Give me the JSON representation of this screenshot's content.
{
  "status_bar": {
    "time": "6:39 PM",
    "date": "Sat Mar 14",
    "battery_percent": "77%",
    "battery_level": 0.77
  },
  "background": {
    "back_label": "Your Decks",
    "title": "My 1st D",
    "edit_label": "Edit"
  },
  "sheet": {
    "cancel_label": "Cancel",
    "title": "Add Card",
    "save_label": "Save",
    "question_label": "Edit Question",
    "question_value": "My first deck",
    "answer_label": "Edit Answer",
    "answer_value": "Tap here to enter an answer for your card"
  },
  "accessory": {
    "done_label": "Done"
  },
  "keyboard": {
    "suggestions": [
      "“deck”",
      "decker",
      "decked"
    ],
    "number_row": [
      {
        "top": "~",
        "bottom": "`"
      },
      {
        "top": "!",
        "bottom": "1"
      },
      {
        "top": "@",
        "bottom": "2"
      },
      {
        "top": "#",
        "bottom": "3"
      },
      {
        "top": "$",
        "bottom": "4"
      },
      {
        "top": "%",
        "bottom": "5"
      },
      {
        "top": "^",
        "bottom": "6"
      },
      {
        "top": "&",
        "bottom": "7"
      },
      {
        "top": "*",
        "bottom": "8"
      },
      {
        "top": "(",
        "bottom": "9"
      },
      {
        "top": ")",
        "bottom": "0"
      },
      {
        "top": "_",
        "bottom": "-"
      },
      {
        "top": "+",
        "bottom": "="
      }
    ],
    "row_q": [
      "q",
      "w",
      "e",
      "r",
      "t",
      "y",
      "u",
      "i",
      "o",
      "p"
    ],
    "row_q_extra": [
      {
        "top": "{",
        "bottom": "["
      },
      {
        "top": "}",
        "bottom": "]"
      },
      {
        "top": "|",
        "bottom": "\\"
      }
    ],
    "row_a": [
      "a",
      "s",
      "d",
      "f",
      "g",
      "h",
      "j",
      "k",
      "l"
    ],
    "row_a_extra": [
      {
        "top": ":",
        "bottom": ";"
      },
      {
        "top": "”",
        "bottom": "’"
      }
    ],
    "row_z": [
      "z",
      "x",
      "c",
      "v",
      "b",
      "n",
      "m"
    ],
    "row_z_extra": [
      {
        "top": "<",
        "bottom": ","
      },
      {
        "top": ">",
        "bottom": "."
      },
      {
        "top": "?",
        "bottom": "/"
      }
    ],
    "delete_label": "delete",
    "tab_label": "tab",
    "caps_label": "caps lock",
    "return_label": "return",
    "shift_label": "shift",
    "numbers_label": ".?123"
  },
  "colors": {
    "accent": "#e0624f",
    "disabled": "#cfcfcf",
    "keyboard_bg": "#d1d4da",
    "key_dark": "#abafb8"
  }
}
◇ ◇ ◇
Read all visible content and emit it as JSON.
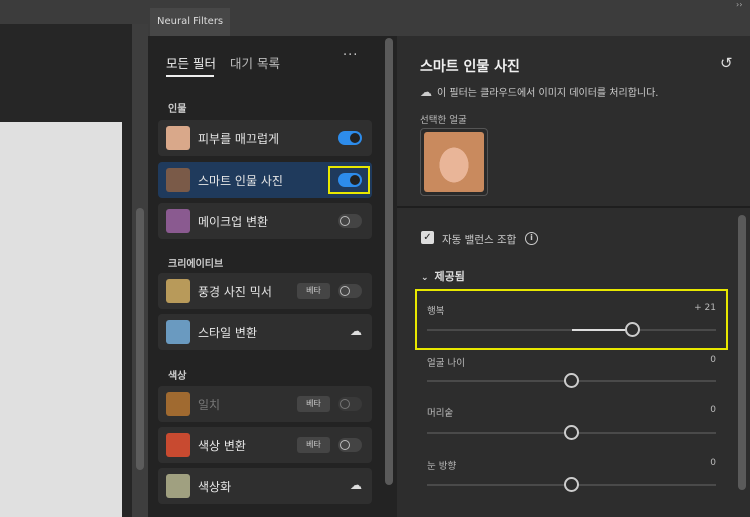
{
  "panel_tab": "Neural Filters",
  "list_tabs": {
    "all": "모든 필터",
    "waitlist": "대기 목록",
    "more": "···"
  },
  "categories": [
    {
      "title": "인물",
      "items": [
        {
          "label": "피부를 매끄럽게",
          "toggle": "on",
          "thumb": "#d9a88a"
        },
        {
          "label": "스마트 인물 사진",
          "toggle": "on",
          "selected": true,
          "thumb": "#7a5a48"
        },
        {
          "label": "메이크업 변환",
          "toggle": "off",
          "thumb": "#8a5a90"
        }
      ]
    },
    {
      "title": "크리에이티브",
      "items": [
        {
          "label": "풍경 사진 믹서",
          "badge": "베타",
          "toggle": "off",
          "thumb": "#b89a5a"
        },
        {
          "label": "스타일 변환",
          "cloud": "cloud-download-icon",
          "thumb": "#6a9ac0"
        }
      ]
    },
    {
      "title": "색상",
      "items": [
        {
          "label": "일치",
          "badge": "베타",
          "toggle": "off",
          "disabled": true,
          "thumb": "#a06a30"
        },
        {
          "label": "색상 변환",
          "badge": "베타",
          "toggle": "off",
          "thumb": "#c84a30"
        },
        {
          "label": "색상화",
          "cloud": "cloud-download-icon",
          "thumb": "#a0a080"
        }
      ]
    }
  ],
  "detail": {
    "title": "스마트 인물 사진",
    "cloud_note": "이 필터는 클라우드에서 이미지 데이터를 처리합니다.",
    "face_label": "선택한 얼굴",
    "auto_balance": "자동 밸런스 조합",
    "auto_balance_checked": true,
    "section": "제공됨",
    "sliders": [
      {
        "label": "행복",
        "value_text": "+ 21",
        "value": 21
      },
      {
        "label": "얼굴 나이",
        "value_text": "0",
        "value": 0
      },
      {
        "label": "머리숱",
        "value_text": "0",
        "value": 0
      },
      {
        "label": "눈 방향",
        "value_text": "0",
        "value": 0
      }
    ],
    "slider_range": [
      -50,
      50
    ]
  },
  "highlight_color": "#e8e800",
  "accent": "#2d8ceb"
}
◇ ◇ ◇
- _Exercise instructions_: Every line holding "content" should be copied out.

- _Answer to this problem_:
Give me the JSON representation of this screenshot's content.
Read all visible content and emit it as JSON.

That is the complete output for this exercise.